The problem
Begin at the line containing "Read all visible content and emit it as JSON." and give again every line to the end of the records, exactly, without the pictures.

________________________

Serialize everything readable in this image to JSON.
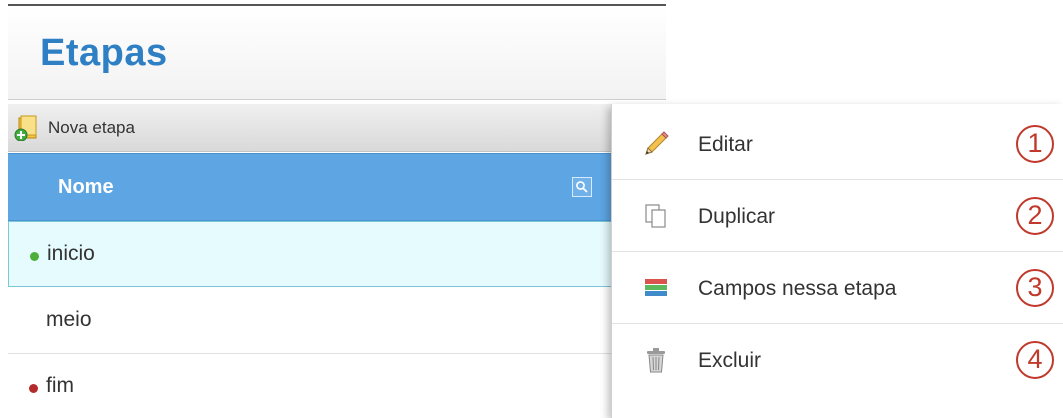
{
  "page": {
    "title": "Etapas"
  },
  "toolbar": {
    "new_stage_label": "Nova etapa",
    "new_stage_icon": "folder-add-icon"
  },
  "table": {
    "column_header": "Nome",
    "filter_icon": "search-icon",
    "rows": [
      {
        "name": "inicio",
        "marker_color": "#4caf3a",
        "selected": true
      },
      {
        "name": "meio",
        "marker_color": "",
        "selected": false
      },
      {
        "name": "fim",
        "marker_color": "#b42b2b",
        "selected": false
      }
    ]
  },
  "context_menu": {
    "items": [
      {
        "label": "Editar",
        "icon": "pencil-icon",
        "badge": "1"
      },
      {
        "label": "Duplicar",
        "icon": "copy-icon",
        "badge": "2"
      },
      {
        "label": "Campos nessa etapa",
        "icon": "fields-icon",
        "badge": "3"
      },
      {
        "label": "Excluir",
        "icon": "trash-icon",
        "badge": "4"
      }
    ]
  },
  "colors": {
    "title": "#2f7fc4",
    "header_bg": "#5da5e3",
    "selected_row_bg": "#e6fbfd",
    "badge": "#c0392b"
  }
}
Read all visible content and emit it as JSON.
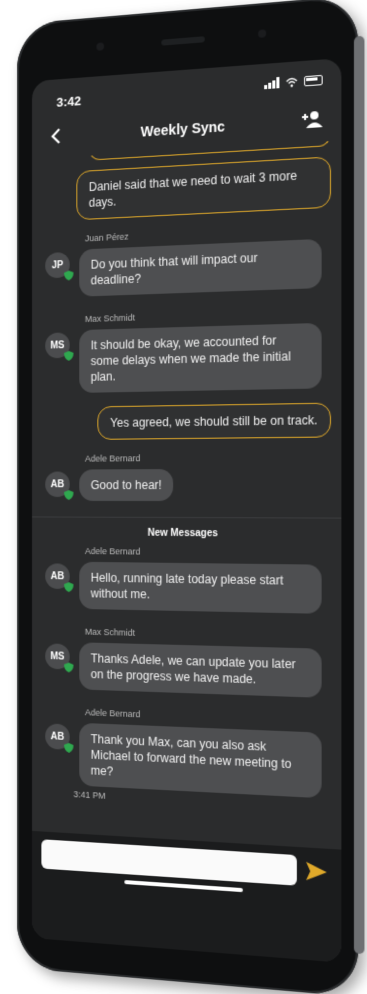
{
  "status": {
    "time": "3:42"
  },
  "header": {
    "title": "Weekly Sync"
  },
  "messages_before": [
    {
      "type": "out",
      "text": "Daniel said that we need to wait 3 more days."
    },
    {
      "type": "in",
      "sender": "Juan Pérez",
      "initials": "JP",
      "text": "Do you think that will impact our deadline?"
    },
    {
      "type": "in",
      "sender": "Max Schmidt",
      "initials": "MS",
      "text": "It should be okay, we accounted for some delays when we made the initial plan."
    },
    {
      "type": "out",
      "text": "Yes agreed, we should still be on track."
    },
    {
      "type": "in",
      "sender": "Adele Bernard",
      "initials": "AB",
      "text": "Good to hear!"
    }
  ],
  "divider_label": "New Messages",
  "messages_after": [
    {
      "type": "in",
      "sender": "Adele Bernard",
      "initials": "AB",
      "text": "Hello, running late today please start without me."
    },
    {
      "type": "in",
      "sender": "Max Schmidt",
      "initials": "MS",
      "text": "Thanks Adele, we can update you later on the progress we have made."
    },
    {
      "type": "in",
      "sender": "Adele Bernard",
      "initials": "AB",
      "text": "Thank you Max, can you also ask Michael to forward the new meeting to me?",
      "time": "3:41 PM"
    }
  ],
  "composer": {
    "placeholder": ""
  },
  "colors": {
    "accent": "#e0a92a",
    "verified": "#2fa84f"
  }
}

________________________

The solution
Read all visible content and emit it as JSON.
{
  "status": {
    "time": "3:42"
  },
  "header": {
    "title": "Weekly Sync"
  },
  "messages_before": [
    {
      "type": "out",
      "text": "Daniel said that we need to wait 3 more days."
    },
    {
      "type": "in",
      "sender": "Juan Pérez",
      "initials": "JP",
      "text": "Do you think that will impact our deadline?"
    },
    {
      "type": "in",
      "sender": "Max Schmidt",
      "initials": "MS",
      "text": "It should be okay, we accounted for some delays when we made the initial plan."
    },
    {
      "type": "out",
      "text": "Yes agreed, we should still be on track."
    },
    {
      "type": "in",
      "sender": "Adele Bernard",
      "initials": "AB",
      "text": "Good to hear!"
    }
  ],
  "divider_label": "New Messages",
  "messages_after": [
    {
      "type": "in",
      "sender": "Adele Bernard",
      "initials": "AB",
      "text": "Hello, running late today please start without me."
    },
    {
      "type": "in",
      "sender": "Max Schmidt",
      "initials": "MS",
      "text": "Thanks Adele, we can update you later on the progress we have made."
    },
    {
      "type": "in",
      "sender": "Adele Bernard",
      "initials": "AB",
      "text": "Thank you Max, can you also ask Michael to forward the new meeting to me?",
      "time": "3:41 PM"
    }
  ],
  "composer": {
    "placeholder": ""
  },
  "colors": {
    "accent": "#e0a92a",
    "verified": "#2fa84f"
  }
}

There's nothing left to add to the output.